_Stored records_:
★ ★ ★ ★
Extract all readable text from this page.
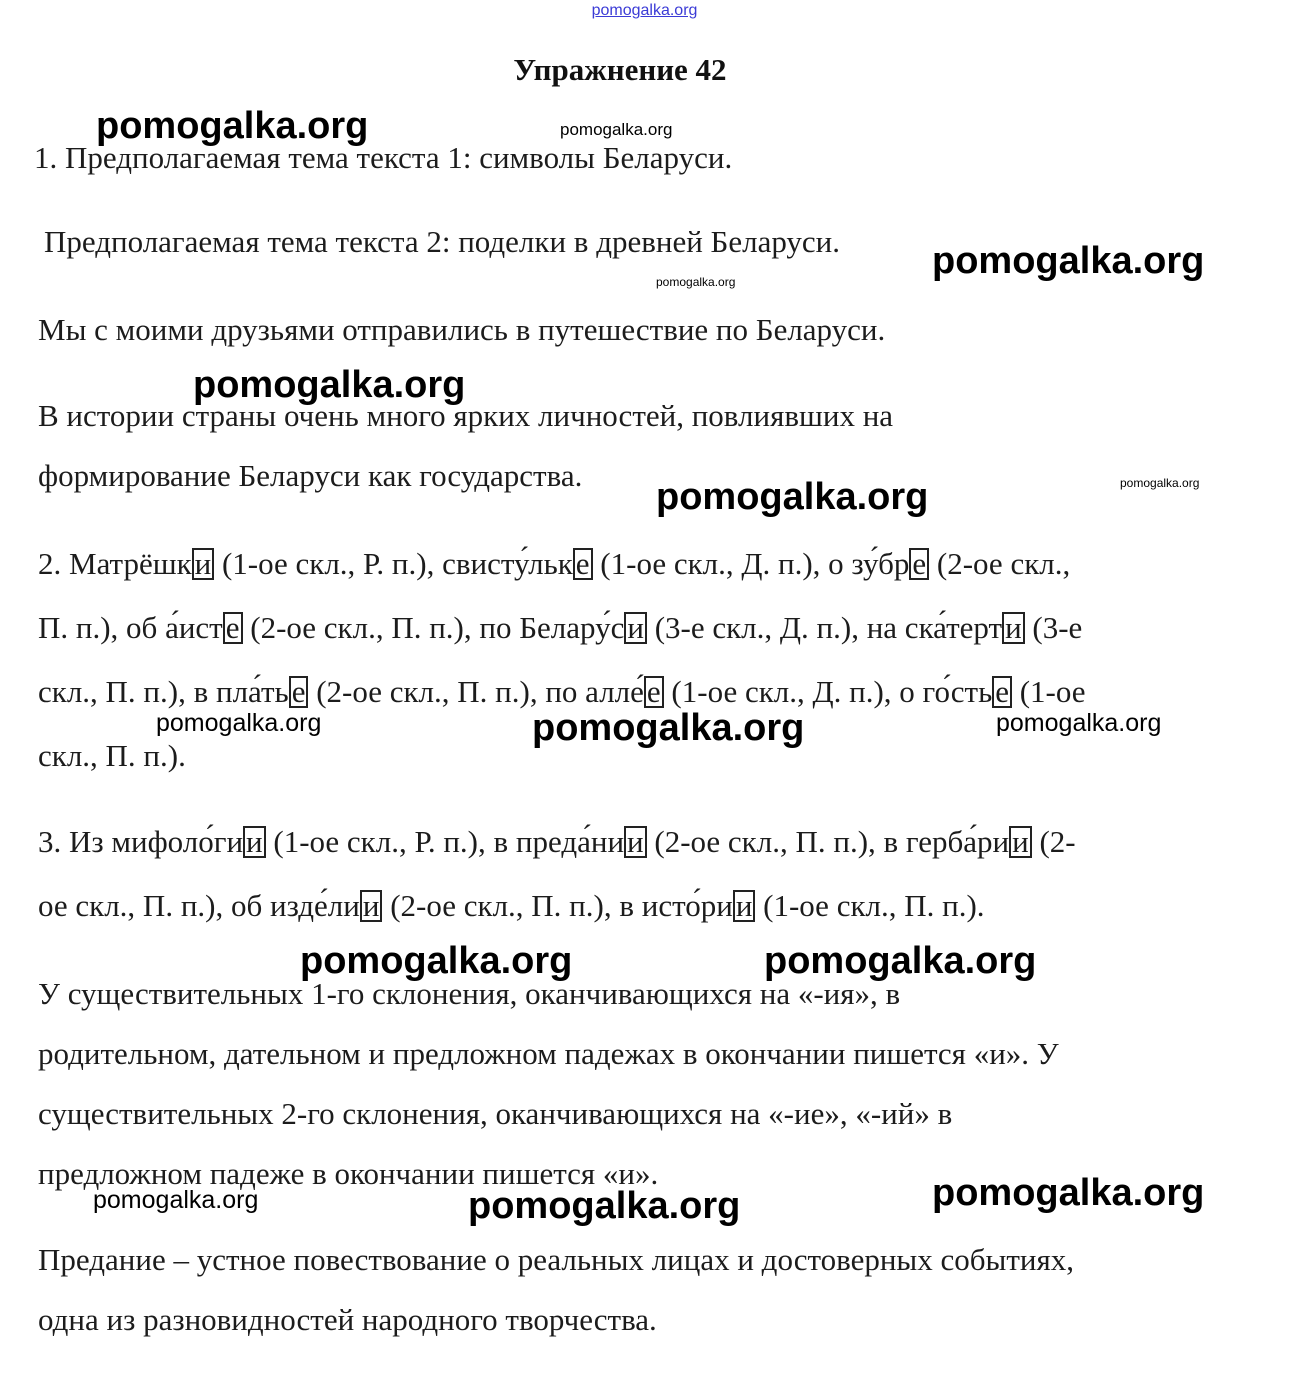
pomogalka.org
Упражнение 42
1. Предполагаемая тема текста 1: символы Беларуси.
Предполагаемая тема текста 2: поделки в древней Беларуси.
Мы с моими друзьями отправились в путешествие по Беларуси.
В истории страны очень много ярких личностей, повлиявших на
формирование Беларуси как государства.
2. Матрёшки (1-ое скл., Р. п.), свисту́льке (1-ое скл., Д. п.), о зу́бре (2-ое скл.,
П. п.), об а́исте (2-ое скл., П. п.), по Белару́си (3-е скл., Д. п.), на ска́терти (3-е
скл., П. п.), в пла́тье (2-ое скл., П. п.), по алле́е (1-ое скл., Д. п.), о го́стье (1-ое
скл., П. п.).
3. Из мифоло́гии (1-ое скл., Р. п.), в преда́нии (2-ое скл., П. п.), в герба́рии (2-
ое скл., П. п.), об изде́лии (2-ое скл., П. п.), в исто́рии (1-ое скл., П. п.).
У существительных 1-го склонения, оканчивающихся на «-ия», в
родительном, дательном и предложном падежах в окончании пишется «и». У
существительных 2-го склонения, оканчивающихся на «-ие», «-ий» в
предложном падеже в окончании пишется «и».
Предание – устное повествование о реальных лицах и достоверных событиях,
одна из разновидностей народного творчества.
pomogalka.org	pomogalka.org
pomogalka.org
pomogalka.org
pomogalka.org
pomogalka.org	pomogalka.org
pomogalka.org	pomogalka.org	pomogalka.org
pomogalka.org	pomogalka.org
pomogalka.org	pomogalka.org	pomogalka.org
★ ★ ★ ★
_Direction_:
Reproduce all of the entries word for word, skipping any pictures they hold.

_Answer to this exercise_:
Extract all readable text from this page.
pomogalka.org
Упражнение 42
1. Предполагаемая тема текста 1: символы Беларуси.
Предполагаемая тема текста 2: поделки в древней Беларуси.
Мы с моими друзьями отправились в путешествие по Беларуси.
В истории страны очень много ярких личностей, повлиявших на
формирование Беларуси как государства.
2. Матрёшки (1-ое скл., Р. п.), свисту́льке (1-ое скл., Д. п.), о зу́бре (2-ое скл.,
П. п.), об а́исте (2-ое скл., П. п.), по Белару́си (3-е скл., Д. п.), на ска́терти (3-е
скл., П. п.), в пла́тье (2-ое скл., П. п.), по алле́е (1-ое скл., Д. п.), о го́стье (1-ое
скл., П. п.).
3. Из мифоло́гии (1-ое скл., Р. п.), в преда́нии (2-ое скл., П. п.), в герба́рии (2-
ое скл., П. п.), об изде́лии (2-ое скл., П. п.), в исто́рии (1-ое скл., П. п.).
У существительных 1-го склонения, оканчивающихся на «-ия», в
родительном, дательном и предложном падежах в окончании пишется «и». У
существительных 2-го склонения, оканчивающихся на «-ие», «-ий» в
предложном падеже в окончании пишется «и».
Предание – устное повествование о реальных лицах и достоверных событиях,
одна из разновидностей народного творчества.
pomogalka.org	pomogalka.org
pomogalka.org
pomogalka.org
pomogalka.org
pomogalka.org	pomogalka.org
pomogalka.org	pomogalka.org	pomogalka.org
pomogalka.org	pomogalka.org
pomogalka.org	pomogalka.org	pomogalka.org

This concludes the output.